Very quickly it was impossible to hear anything, for the noise. And soon it was also impossible to see anything, except incessant flashes of light, for all the smoke. The show lasted for 20 minutes or more, after which the ground was covered with a layer of red firecracker paper 2 or 3 inches thick. What an experience; Hundreds of fireworks launching at one time, repeatedly for 20 mintues. And millions of firecrackers exploding at the same time.
You may have read that a large, expensive, and almost-finished office building and hotel in downtown Beijing burnt to the ground during the New Year Festival in 2009, credited to phosphorus from fireworks landing on the building roof. Too bad. It was their own fault; they organised a massive fireworks display without thinking of fire protection on the roof, and disobeyed the policemen who told them not to proceed. They had firemen and others stationed in all the appropriate places, but forgot one.
We had no such troubles in Shanghai and, for another successive year, I bought armloads of the stuff and created my own light show right outside my apartment building. Long strings of 10,000 firecrackers each, boxes of firework rockets (25 per box) and assorted other stuff.
The firecrackers are great. The fuses are all twisted together in double rows like two long cartridge belts laid side by side. You light one end and the whole works detonates within maybe two minutes. We lit several of these simultaneously and you have never heard so much noise or seen so much smoke in your life.

### EXERCISE GOAL
Can you copy out the fireworks account above word for word, from start to finish? The records come from a separate source.

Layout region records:
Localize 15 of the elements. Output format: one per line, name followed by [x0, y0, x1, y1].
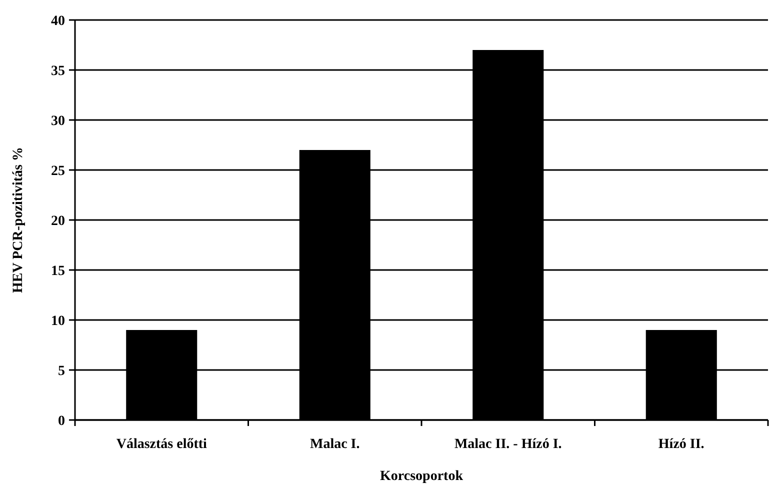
- y-tick-label: 5: [58, 364, 65, 379]
- y-tick-label: 35: [51, 64, 65, 79]
- x-tick-label: Hízó II.: [658, 437, 704, 452]
- y-tick-label: 0: [58, 414, 65, 429]
- x-axis-title: Korcsoportok: [380, 469, 464, 484]
- y-tick-label: 15: [51, 264, 65, 279]
- y-tick-label: 25: [51, 164, 65, 179]
- y-tick-label: 30: [51, 114, 65, 129]
- x-tick-label: Malac II. - Hízó I.: [454, 437, 562, 452]
- x-tick-label: Választás előtti: [116, 437, 208, 452]
- x-tick-label: Malac I.: [310, 437, 360, 452]
- y-tick-label: 40: [51, 14, 65, 29]
- y-tick-label: 20: [51, 214, 65, 229]
- y-tick-label: 10: [51, 314, 65, 329]
- y-axis-title: HEV PCR-pozitivitás %: [11, 147, 26, 293]
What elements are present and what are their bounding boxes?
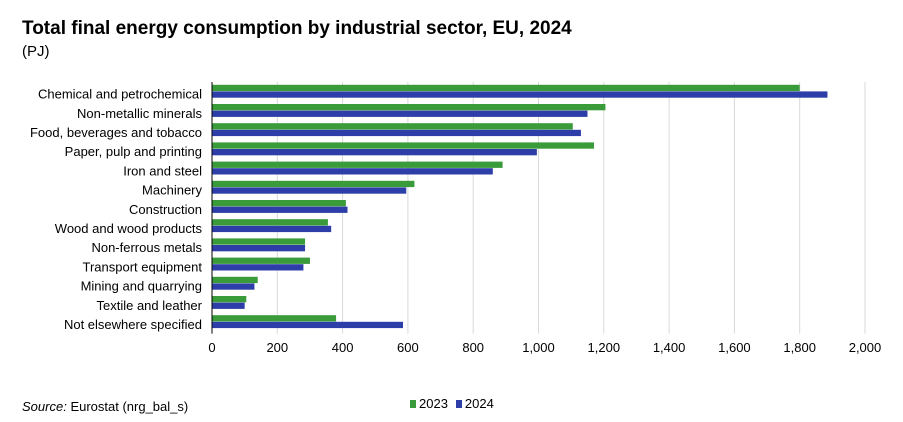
category-label: Chemical and petrochemical [38, 87, 202, 102]
legend-label-2024: 2024 [464, 396, 494, 411]
bar-2023 [212, 257, 310, 264]
bar-2024 [212, 187, 407, 194]
legend: 2023 2024 [410, 396, 502, 411]
bars [212, 84, 828, 329]
legend-swatch-2024 [455, 399, 462, 408]
x-tick-label: 1,800 [783, 340, 816, 355]
gridlines [276, 82, 866, 334]
x-tick-label: 400 [332, 340, 354, 355]
legend-swatch-2023 [410, 399, 416, 408]
category-label: Not elsewhere specified [64, 317, 202, 332]
x-tick-label: 800 [462, 340, 484, 355]
bar-2024 [212, 168, 493, 175]
legend-label-2023: 2023 [419, 396, 448, 411]
category-label: Food, beverages and tobacco [30, 125, 202, 140]
bar-2024 [212, 110, 588, 117]
bar-2023 [212, 180, 415, 188]
bar-2024 [212, 283, 255, 290]
category-labels: Chemical and petrochemical Non-metallic m… [30, 87, 203, 332]
bar-2024 [212, 245, 306, 252]
bar-2023 [212, 104, 606, 111]
category-label: Textile and leather [96, 298, 202, 313]
legend-item-2024: 2024 [455, 396, 494, 411]
bar-2023 [212, 142, 595, 149]
category-label: Iron and steel [123, 163, 202, 178]
bar-2023 [212, 161, 503, 168]
bar-2024 [212, 129, 581, 137]
category-label: Paper, pulp and printing [65, 144, 202, 159]
category-label: Non-ferrous metals [91, 240, 202, 255]
bar-2024 [212, 321, 404, 329]
category-label: Wood and wood products [55, 221, 203, 236]
bar-2024 [212, 225, 332, 233]
legend-item-2023: 2023 [410, 396, 448, 411]
bar-2024 [212, 91, 828, 98]
bar-2023 [212, 296, 247, 303]
x-tick-label: 1,400 [653, 340, 686, 355]
category-label: Transport equipment [83, 259, 203, 274]
bar-2023 [212, 123, 573, 130]
x-tick-label: 600 [397, 340, 419, 355]
source-note: Source: Eurostat (nrg_bal_s) [22, 399, 188, 414]
bar-2023 [212, 238, 306, 245]
bar-2024 [212, 264, 304, 271]
bar-2024 [212, 302, 245, 309]
chart-title: Total final energy consumption by indust… [22, 18, 572, 39]
x-tick-label: 1,600 [718, 340, 751, 355]
x-tick-label: 1,200 [588, 340, 621, 355]
bar-2024 [212, 149, 537, 156]
x-tick-label: 0 [208, 340, 215, 355]
bar-2024 [212, 206, 348, 213]
bar-2023 [212, 315, 337, 322]
x-tick-labels: 0 200 400 600 800 1,000 1,200 1,400 1,600 1,800 2,… [208, 340, 881, 355]
x-tick-label: 1,000 [522, 340, 555, 355]
category-label: Mining and quarrying [81, 279, 202, 294]
bar-2023 [212, 84, 800, 92]
source-label: Source: [22, 399, 67, 414]
bar-2023 [212, 219, 328, 226]
category-label: Construction [129, 202, 202, 217]
x-tick-label: 2,000 [849, 340, 882, 355]
x-tick-label: 200 [266, 340, 288, 355]
bar-2023 [212, 276, 258, 284]
chart-subtitle: (PJ) [22, 43, 50, 60]
category-label: Machinery [142, 183, 202, 198]
category-label: Non-metallic minerals [77, 106, 202, 121]
source-text: Eurostat (nrg_bal_s) [70, 399, 189, 414]
bar-2023 [212, 200, 346, 207]
bar-chart: Chemical and petrochemical Non-metallic m… [30, 82, 881, 355]
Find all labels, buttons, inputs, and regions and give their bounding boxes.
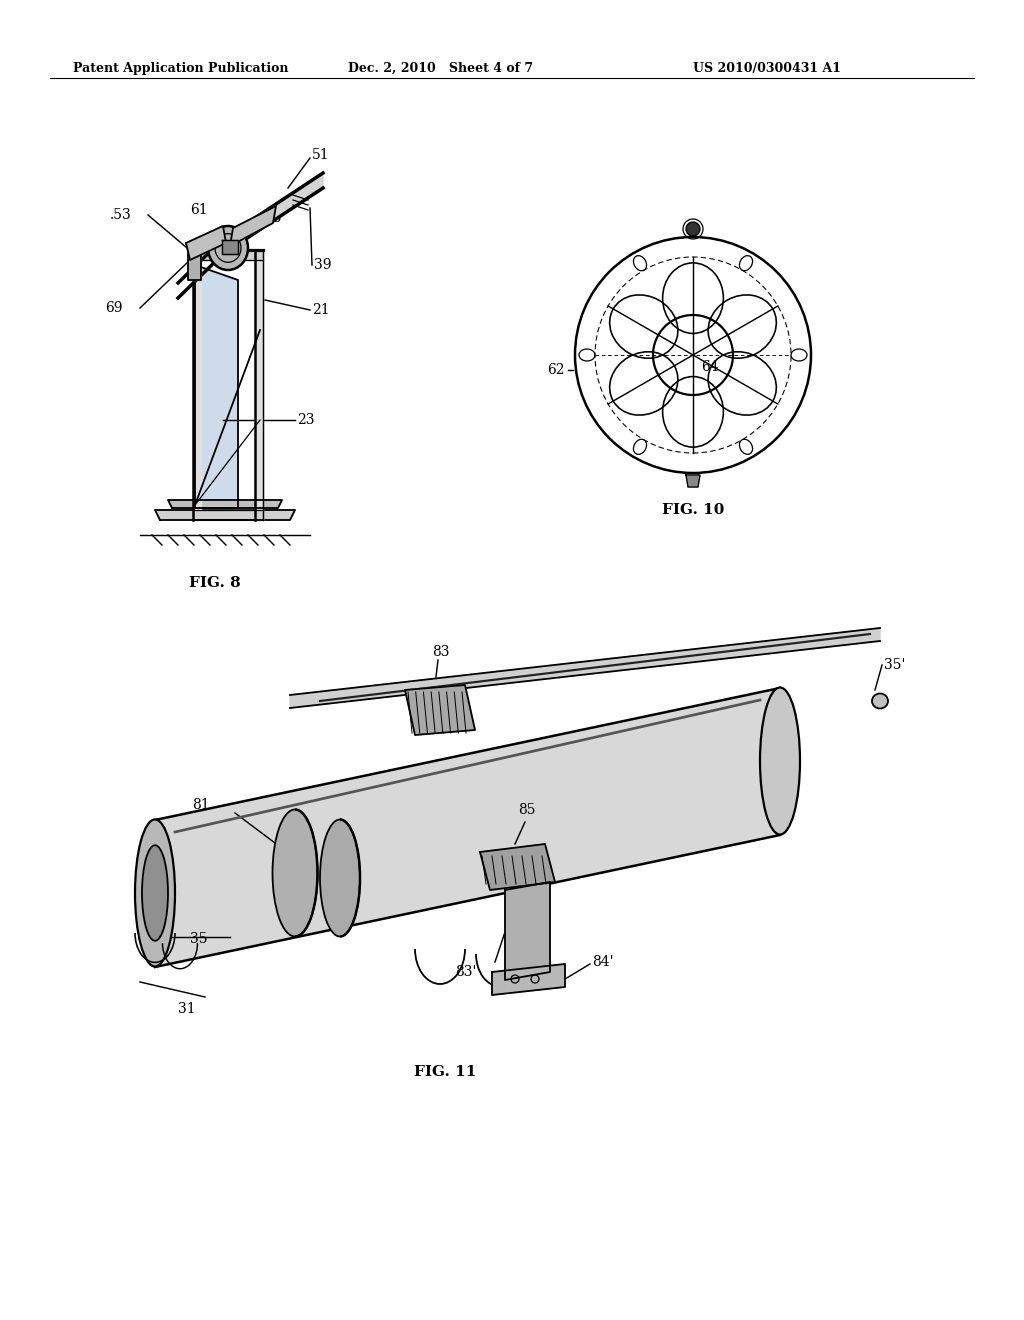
Text: 84': 84' xyxy=(592,954,613,969)
Text: 23: 23 xyxy=(297,413,314,426)
Polygon shape xyxy=(480,843,555,890)
Circle shape xyxy=(686,222,700,236)
Polygon shape xyxy=(255,249,263,520)
Ellipse shape xyxy=(208,226,248,271)
Ellipse shape xyxy=(142,845,168,941)
Text: FIG. 8: FIG. 8 xyxy=(189,576,241,590)
Ellipse shape xyxy=(272,809,317,936)
Polygon shape xyxy=(686,475,700,487)
Polygon shape xyxy=(193,249,201,520)
Polygon shape xyxy=(222,240,238,253)
Polygon shape xyxy=(290,628,880,708)
Polygon shape xyxy=(195,265,238,508)
Text: 83: 83 xyxy=(432,645,450,659)
Text: 39: 39 xyxy=(314,257,332,272)
Text: Dec. 2, 2010   Sheet 4 of 7: Dec. 2, 2010 Sheet 4 of 7 xyxy=(348,62,534,75)
Text: 64: 64 xyxy=(701,360,719,374)
Polygon shape xyxy=(168,500,282,508)
Text: 53': 53' xyxy=(265,211,287,224)
Polygon shape xyxy=(188,246,201,280)
Text: FIG. 11: FIG. 11 xyxy=(414,1065,476,1078)
Polygon shape xyxy=(193,510,263,520)
Text: 62: 62 xyxy=(547,363,564,378)
Ellipse shape xyxy=(135,820,175,966)
Polygon shape xyxy=(505,882,550,979)
Text: 83': 83' xyxy=(455,965,476,979)
Text: US 2010/0300431 A1: US 2010/0300431 A1 xyxy=(693,62,841,75)
Text: 35': 35' xyxy=(884,657,905,672)
Text: Patent Application Publication: Patent Application Publication xyxy=(73,62,289,75)
Polygon shape xyxy=(193,249,263,260)
Text: 35: 35 xyxy=(190,932,208,946)
Polygon shape xyxy=(155,510,295,520)
Polygon shape xyxy=(230,206,276,246)
Text: 69: 69 xyxy=(105,301,123,315)
Polygon shape xyxy=(155,688,780,968)
Text: 21: 21 xyxy=(312,304,330,317)
Polygon shape xyxy=(492,964,565,995)
Polygon shape xyxy=(406,685,475,735)
Polygon shape xyxy=(223,173,323,253)
Ellipse shape xyxy=(872,693,888,709)
Polygon shape xyxy=(186,226,226,260)
Text: 81: 81 xyxy=(193,799,210,812)
Text: 85: 85 xyxy=(518,803,536,817)
Text: 51: 51 xyxy=(312,148,330,162)
Ellipse shape xyxy=(319,820,360,936)
Ellipse shape xyxy=(760,688,800,834)
Text: 61: 61 xyxy=(190,203,208,216)
Text: 31: 31 xyxy=(178,1002,196,1016)
Text: FIG. 10: FIG. 10 xyxy=(662,503,724,517)
Text: .53: .53 xyxy=(110,209,132,222)
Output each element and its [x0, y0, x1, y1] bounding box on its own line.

### SOLVED PROBLEM
Very quickly it was impossible to hear anything, for the noise. And soon it was also impossible to see anything, except incessant flashes of light, for all the smoke. The show lasted for 20 minutes or more, after which the ground was covered with a layer of red firecracker paper 2 or 3 inches thick. What an experience; Hundreds of fireworks launching at one time, repeatedly for 20 mintues. And millions of firecrackers exploding at the same time.
You may have read that a large, expensive, and almost-finished office building and hotel in downtown Beijing burnt to the ground during the New Year Festival in 2009, credited to phosphorus from fireworks landing on the building roof. Too bad. It was their own fault; they organised a massive fireworks display without thinking of fire protection on the roof, and disobeyed the policemen who told them not to proceed. They had firemen and others stationed in all the appropriate places, but forgot one.
We had no such troubles in Shanghai and, for another successive year, I bought armloads of the stuff and created my own light show right outside my apartment building. Long strings of 10,000 firecrackers each, boxes of firework rockets (25 per box) and assorted other stuff.
The firecrackers are great. The fuses are all twisted together in double rows like two long cartridge belts laid side by side. You light one end and the whole works detonates within maybe two minutes. We lit several of these simultaneously and you have never heard so much noise or seen so much smoke in your life.